"""
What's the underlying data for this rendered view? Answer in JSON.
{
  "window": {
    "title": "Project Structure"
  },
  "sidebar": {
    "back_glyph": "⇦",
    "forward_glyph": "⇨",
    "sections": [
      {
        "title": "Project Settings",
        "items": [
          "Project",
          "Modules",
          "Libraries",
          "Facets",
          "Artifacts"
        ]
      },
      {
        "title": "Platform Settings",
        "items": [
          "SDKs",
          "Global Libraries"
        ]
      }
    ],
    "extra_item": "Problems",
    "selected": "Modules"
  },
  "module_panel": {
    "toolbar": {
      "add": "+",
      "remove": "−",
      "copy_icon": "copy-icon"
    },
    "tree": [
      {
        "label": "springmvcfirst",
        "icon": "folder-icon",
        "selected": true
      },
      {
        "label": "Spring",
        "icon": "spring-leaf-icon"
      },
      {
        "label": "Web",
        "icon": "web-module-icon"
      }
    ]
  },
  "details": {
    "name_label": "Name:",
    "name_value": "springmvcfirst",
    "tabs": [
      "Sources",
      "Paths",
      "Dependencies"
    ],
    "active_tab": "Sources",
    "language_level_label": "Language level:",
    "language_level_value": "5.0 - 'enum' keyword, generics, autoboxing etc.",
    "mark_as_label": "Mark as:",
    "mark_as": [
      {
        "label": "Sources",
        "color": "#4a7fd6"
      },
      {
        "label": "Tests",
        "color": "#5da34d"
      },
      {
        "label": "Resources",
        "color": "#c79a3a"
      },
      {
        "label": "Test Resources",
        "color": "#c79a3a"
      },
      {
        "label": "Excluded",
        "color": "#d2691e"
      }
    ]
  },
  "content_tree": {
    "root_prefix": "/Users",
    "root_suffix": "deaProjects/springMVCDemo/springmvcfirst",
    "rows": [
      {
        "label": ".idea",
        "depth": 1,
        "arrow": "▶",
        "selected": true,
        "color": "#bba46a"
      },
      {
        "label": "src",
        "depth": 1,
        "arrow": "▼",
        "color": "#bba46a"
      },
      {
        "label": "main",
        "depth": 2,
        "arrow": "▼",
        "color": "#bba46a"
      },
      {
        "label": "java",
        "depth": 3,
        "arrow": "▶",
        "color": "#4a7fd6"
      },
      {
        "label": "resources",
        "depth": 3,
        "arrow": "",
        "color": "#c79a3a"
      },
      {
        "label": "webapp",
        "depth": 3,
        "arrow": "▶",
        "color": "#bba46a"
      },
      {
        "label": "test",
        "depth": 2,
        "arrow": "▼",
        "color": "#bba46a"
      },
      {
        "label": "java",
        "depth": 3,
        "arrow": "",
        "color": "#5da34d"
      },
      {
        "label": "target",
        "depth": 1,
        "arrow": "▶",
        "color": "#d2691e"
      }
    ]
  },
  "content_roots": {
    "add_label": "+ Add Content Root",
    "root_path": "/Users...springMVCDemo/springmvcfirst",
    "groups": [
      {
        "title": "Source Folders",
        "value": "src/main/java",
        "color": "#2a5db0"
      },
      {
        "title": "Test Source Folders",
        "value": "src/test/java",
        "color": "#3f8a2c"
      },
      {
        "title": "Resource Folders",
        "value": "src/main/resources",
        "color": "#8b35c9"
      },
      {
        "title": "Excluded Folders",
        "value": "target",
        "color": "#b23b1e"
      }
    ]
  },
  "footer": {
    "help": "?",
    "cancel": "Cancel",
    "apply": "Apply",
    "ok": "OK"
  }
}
"""
OBJECTIVE> Quote the data above in full, changing nothing.

ANSWER TO THIS TASK>
What's the underlying data for this rendered view? Answer in JSON.
{
  "window": {
    "title": "Project Structure"
  },
  "sidebar": {
    "back_glyph": "⇦",
    "forward_glyph": "⇨",
    "sections": [
      {
        "title": "Project Settings",
        "items": [
          "Project",
          "Modules",
          "Libraries",
          "Facets",
          "Artifacts"
        ]
      },
      {
        "title": "Platform Settings",
        "items": [
          "SDKs",
          "Global Libraries"
        ]
      }
    ],
    "extra_item": "Problems",
    "selected": "Modules"
  },
  "module_panel": {
    "toolbar": {
      "add": "+",
      "remove": "−",
      "copy_icon": "copy-icon"
    },
    "tree": [
      {
        "label": "springmvcfirst",
        "icon": "folder-icon",
        "selected": true
      },
      {
        "label": "Spring",
        "icon": "spring-leaf-icon"
      },
      {
        "label": "Web",
        "icon": "web-module-icon"
      }
    ]
  },
  "details": {
    "name_label": "Name:",
    "name_value": "springmvcfirst",
    "tabs": [
      "Sources",
      "Paths",
      "Dependencies"
    ],
    "active_tab": "Sources",
    "language_level_label": "Language level:",
    "language_level_value": "5.0 - 'enum' keyword, generics, autoboxing etc.",
    "mark_as_label": "Mark as:",
    "mark_as": [
      {
        "label": "Sources",
        "color": "#4a7fd6"
      },
      {
        "label": "Tests",
        "color": "#5da34d"
      },
      {
        "label": "Resources",
        "color": "#c79a3a"
      },
      {
        "label": "Test Resources",
        "color": "#c79a3a"
      },
      {
        "label": "Excluded",
        "color": "#d2691e"
      }
    ]
  },
  "content_tree": {
    "root_prefix": "/Users",
    "root_suffix": "deaProjects/springMVCDemo/springmvcfirst",
    "rows": [
      {
        "label": ".idea",
        "depth": 1,
        "arrow": "▶",
        "selected": true,
        "color": "#bba46a"
      },
      {
        "label": "src",
        "depth": 1,
        "arrow": "▼",
        "color": "#bba46a"
      },
      {
        "label": "main",
        "depth": 2,
        "arrow": "▼",
        "color": "#bba46a"
      },
      {
        "label": "java",
        "depth": 3,
        "arrow": "▶",
        "color": "#4a7fd6"
      },
      {
        "label": "resources",
        "depth": 3,
        "arrow": "",
        "color": "#c79a3a"
      },
      {
        "label": "webapp",
        "depth": 3,
        "arrow": "▶",
        "color": "#bba46a"
      },
      {
        "label": "test",
        "depth": 2,
        "arrow": "▼",
        "color": "#bba46a"
      },
      {
        "label": "java",
        "depth": 3,
        "arrow": "",
        "color": "#5da34d"
      },
      {
        "label": "target",
        "depth": 1,
        "arrow": "▶",
        "color": "#d2691e"
      }
    ]
  },
  "content_roots": {
    "add_label": "+ Add Content Root",
    "root_path": "/Users...springMVCDemo/springmvcfirst",
    "groups": [
      {
        "title": "Source Folders",
        "value": "src/main/java",
        "color": "#2a5db0"
      },
      {
        "title": "Test Source Folders",
        "value": "src/test/java",
        "color": "#3f8a2c"
      },
      {
        "title": "Resource Folders",
        "value": "src/main/resources",
        "color": "#8b35c9"
      },
      {
        "title": "Excluded Folders",
        "value": "target",
        "color": "#b23b1e"
      }
    ]
  },
  "footer": {
    "help": "?",
    "cancel": "Cancel",
    "apply": "Apply",
    "ok": "OK"
  }
}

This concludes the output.